Take the data between the line holding "Extract all elements" and the line holding "chapter-title-line-2: ՀԻՆ ԹՈՒԱԿԱՆԻՆ", inclusive, and write those lines out again with "paper-speck" swapped for "dust-speck" and nothing else changed. Give only those lines, and leave the pictures out of your answer.

--- BEGIN Stored records ---

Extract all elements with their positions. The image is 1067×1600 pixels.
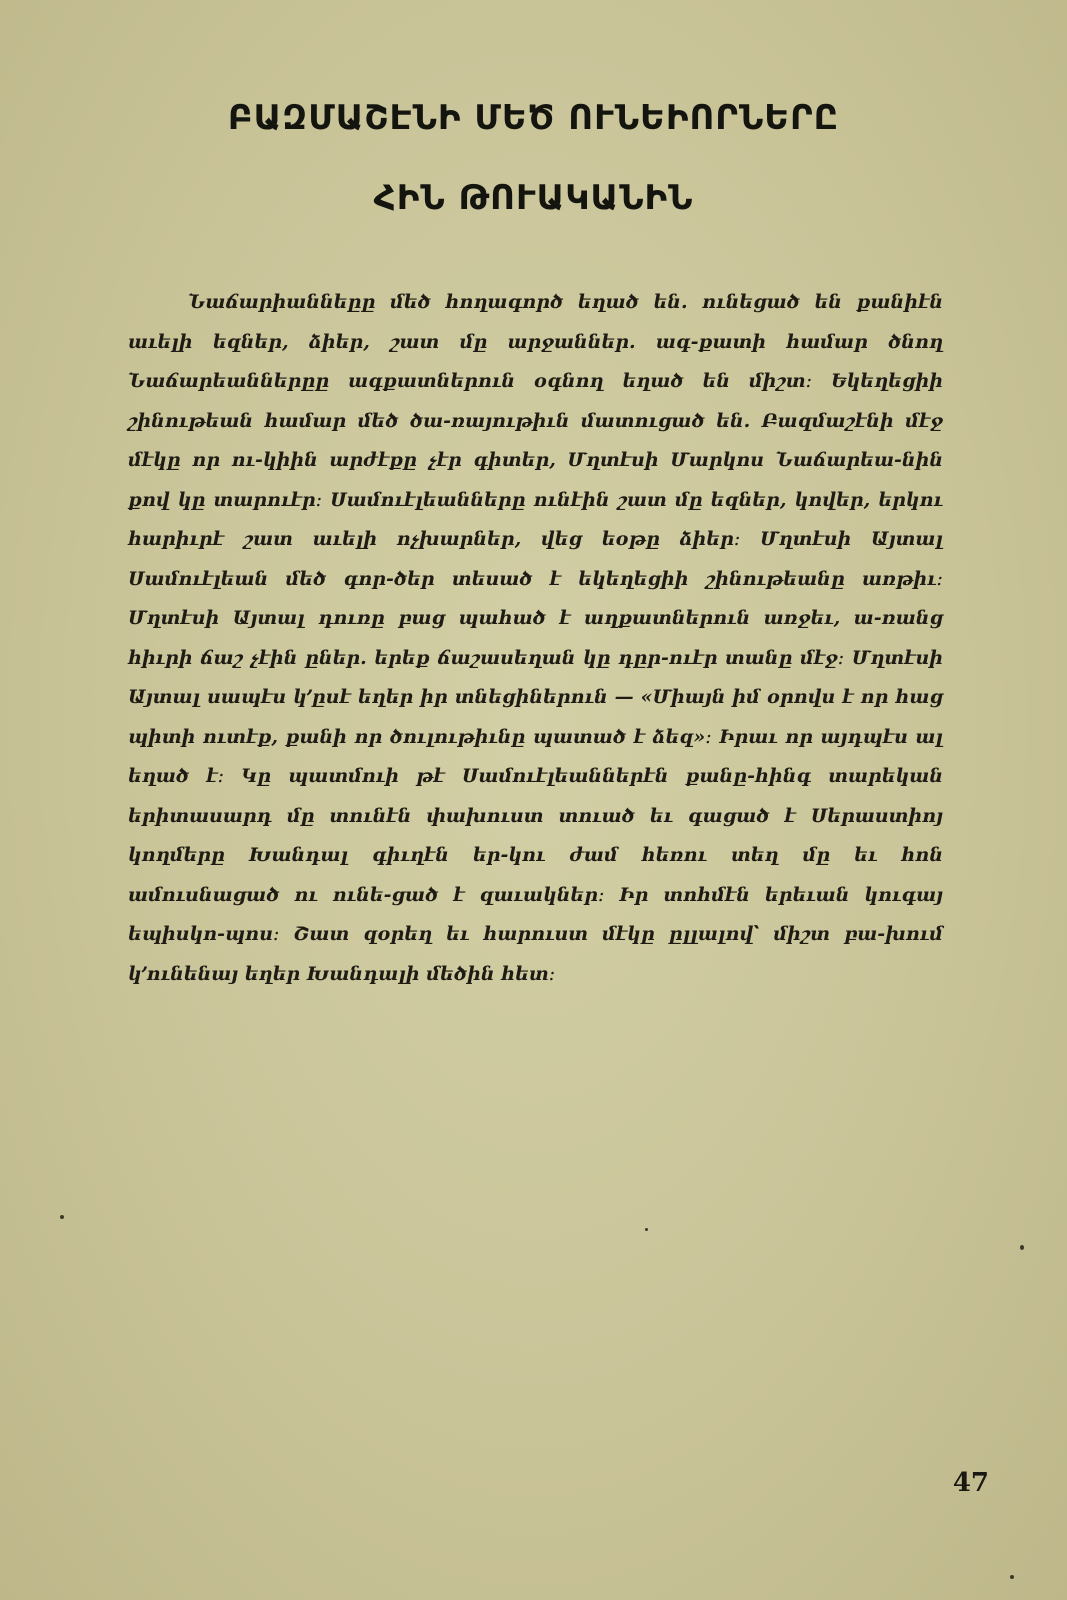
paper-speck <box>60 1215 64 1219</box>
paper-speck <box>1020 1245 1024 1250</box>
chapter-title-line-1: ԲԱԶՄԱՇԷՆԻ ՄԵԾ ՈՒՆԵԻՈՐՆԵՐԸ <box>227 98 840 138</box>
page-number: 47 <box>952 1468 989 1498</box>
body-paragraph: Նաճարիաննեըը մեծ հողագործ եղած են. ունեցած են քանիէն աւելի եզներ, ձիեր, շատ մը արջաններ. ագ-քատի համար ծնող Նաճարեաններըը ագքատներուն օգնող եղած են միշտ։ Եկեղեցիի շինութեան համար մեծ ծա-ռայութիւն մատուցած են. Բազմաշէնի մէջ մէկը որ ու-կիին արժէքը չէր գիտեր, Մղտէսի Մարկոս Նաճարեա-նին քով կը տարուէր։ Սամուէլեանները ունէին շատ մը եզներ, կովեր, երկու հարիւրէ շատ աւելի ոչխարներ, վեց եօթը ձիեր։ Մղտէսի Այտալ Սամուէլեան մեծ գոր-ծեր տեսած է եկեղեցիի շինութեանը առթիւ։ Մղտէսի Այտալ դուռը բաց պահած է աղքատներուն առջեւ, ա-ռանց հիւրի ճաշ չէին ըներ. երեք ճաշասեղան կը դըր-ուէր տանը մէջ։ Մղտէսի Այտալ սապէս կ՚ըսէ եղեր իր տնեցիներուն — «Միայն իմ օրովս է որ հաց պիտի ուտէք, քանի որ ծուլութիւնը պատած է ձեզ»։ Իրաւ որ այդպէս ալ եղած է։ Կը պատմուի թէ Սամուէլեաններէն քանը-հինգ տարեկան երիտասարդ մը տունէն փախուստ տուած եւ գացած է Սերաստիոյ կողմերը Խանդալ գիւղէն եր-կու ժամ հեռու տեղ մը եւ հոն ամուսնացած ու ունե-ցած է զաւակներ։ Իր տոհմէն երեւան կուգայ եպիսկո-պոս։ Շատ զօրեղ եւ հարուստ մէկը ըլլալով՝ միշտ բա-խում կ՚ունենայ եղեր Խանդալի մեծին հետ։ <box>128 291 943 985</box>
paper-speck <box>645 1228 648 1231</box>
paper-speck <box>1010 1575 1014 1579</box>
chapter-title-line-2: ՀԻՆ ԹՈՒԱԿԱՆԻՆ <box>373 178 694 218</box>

--- END Stored records ---
--- BEGIN Stored records ---

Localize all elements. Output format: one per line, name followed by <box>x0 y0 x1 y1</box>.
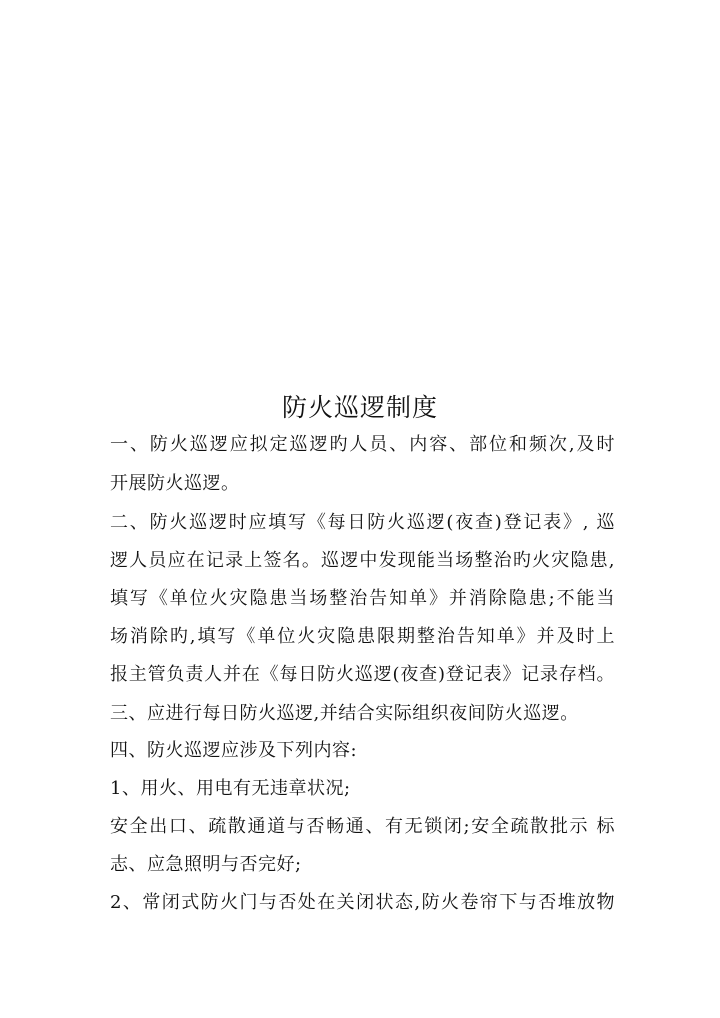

--- END Stored records ---

Expected answer >>
Extract all elements with their positions. The image is 1067×1600 pixels.
dust-speck <box>60 1215 64 1219</box>
dust-speck <box>1020 1245 1024 1250</box>
chapter-title-line-1: ԲԱԶՄԱՇԷՆԻ ՄԵԾ ՈՒՆԵԻՈՐՆԵՐԸ <box>227 98 840 138</box>
page-number: 47 <box>952 1468 989 1498</box>
body-paragraph: Նաճարիաննեըը մեծ հողագործ եղած են. ունեցած են քանիէն աւելի եզներ, ձիեր, շատ մը արջաններ. ագ-քատի համար ծնող Նաճարեաններըը ագքատներուն օգնող եղած են միշտ։ Եկեղեցիի շինութեան համար մեծ ծա-ռայութիւն մատուցած են. Բազմաշէնի մէջ մէկը որ ու-կիին արժէքը չէր գիտեր, Մղտէսի Մարկոս Նաճարեա-նին քով կը տարուէր։ Սամուէլեանները ունէին շատ մը եզներ, կովեր, երկու հարիւրէ շատ աւելի ոչխարներ, վեց եօթը ձիեր։ Մղտէսի Այտալ Սամուէլեան մեծ գոր-ծեր տեսած է եկեղեցիի շինութեանը առթիւ։ Մղտէսի Այտալ դուռը բաց պահած է աղքատներուն առջեւ, ա-ռանց հիւրի ճաշ չէին ըներ. երեք ճաշասեղան կը դըր-ուէր տանը մէջ։ Մղտէսի Այտալ սապէս կ՚ըսէ եղեր իր տնեցիներուն — «Միայն իմ օրովս է որ հաց պիտի ուտէք, քանի որ ծուլութիւնը պատած է ձեզ»։ Իրաւ որ այդպէս ալ եղած է։ Կը պատմուի թէ Սամուէլեաններէն քանը-հինգ տարեկան երիտասարդ մը տունէն փախուստ տուած եւ գացած է Սերաստիոյ կողմերը Խանդալ գիւղէն եր-կու ժամ հեռու տեղ մը եւ հոն ամուսնացած ու ունե-ցած է զաւակներ։ Իր տոհմէն երեւան կուգայ եպիսկո-պոս։ Շատ զօրեղ եւ հարուստ մէկը ըլլալով՝ միշտ բա-խում կ՚ունենայ եղեր Խանդալի մեծին հետ։ <box>128 291 943 985</box>
dust-speck <box>645 1228 648 1231</box>
dust-speck <box>1010 1575 1014 1579</box>
chapter-title-line-2: ՀԻՆ ԹՈՒԱԿԱՆԻՆ <box>373 178 694 218</box>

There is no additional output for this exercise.